• [Requirement]:
Find the string "text" in the records. Copy every line it appears in.

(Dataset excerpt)
====================

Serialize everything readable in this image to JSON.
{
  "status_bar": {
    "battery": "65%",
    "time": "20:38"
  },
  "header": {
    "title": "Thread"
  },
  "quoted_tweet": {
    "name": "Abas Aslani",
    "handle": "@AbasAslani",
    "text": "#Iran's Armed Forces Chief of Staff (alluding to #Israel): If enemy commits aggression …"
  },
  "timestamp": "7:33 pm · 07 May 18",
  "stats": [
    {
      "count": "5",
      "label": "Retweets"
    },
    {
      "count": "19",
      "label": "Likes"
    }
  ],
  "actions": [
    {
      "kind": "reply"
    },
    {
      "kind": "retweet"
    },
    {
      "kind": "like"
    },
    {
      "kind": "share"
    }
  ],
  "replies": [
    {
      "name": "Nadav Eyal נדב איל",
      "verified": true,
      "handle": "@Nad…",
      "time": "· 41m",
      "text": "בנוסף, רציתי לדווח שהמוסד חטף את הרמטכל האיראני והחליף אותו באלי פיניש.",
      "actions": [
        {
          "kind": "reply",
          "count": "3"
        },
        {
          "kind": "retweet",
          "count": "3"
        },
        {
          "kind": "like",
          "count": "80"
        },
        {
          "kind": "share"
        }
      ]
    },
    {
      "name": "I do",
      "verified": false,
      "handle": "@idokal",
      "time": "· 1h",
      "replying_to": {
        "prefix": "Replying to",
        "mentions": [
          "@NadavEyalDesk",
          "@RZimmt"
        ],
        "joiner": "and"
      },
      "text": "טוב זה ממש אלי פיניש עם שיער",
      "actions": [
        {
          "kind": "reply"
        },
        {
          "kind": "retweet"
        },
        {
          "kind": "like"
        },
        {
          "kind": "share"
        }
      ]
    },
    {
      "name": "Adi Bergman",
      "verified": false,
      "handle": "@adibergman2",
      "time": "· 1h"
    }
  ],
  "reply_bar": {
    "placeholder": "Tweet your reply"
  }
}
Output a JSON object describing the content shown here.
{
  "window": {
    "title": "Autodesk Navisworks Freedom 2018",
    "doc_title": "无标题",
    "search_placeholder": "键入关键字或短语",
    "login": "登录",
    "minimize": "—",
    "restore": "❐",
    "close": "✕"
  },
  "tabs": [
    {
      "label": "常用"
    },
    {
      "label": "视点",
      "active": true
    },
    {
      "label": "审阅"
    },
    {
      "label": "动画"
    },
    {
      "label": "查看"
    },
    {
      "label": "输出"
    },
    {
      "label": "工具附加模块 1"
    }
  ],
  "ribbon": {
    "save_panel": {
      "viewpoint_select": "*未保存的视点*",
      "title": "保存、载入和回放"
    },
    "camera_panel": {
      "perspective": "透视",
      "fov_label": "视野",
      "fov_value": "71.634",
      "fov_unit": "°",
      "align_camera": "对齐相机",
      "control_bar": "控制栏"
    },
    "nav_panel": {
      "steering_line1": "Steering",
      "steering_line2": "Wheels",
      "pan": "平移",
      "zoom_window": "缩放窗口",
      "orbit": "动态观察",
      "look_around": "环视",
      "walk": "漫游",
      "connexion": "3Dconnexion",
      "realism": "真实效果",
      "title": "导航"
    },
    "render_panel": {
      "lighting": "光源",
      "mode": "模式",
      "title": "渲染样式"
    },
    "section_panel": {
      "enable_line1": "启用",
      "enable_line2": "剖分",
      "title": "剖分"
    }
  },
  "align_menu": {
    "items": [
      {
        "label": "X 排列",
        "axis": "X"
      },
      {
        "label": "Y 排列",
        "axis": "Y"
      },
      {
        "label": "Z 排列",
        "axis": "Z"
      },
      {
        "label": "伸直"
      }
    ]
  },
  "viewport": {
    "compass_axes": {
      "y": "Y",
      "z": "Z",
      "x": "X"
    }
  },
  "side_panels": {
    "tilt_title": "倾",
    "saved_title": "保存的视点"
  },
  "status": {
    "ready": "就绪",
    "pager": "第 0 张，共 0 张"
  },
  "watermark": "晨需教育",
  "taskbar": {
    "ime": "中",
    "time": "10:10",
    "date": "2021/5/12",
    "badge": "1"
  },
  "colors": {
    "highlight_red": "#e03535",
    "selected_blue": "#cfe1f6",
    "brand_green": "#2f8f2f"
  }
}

====================

• [Right answer]:
    "text": "#Iran's Armed Forces Chief of Staff (alluding to #Israel): If enemy commits aggression …"
      "text": "בנוסף, רציתי לדווח שהמוסד חטף את הרמטכל האיראני והחליף אותו באלי פיניש.",
      "text": "טוב זה ממש אלי פיניש עם שיער",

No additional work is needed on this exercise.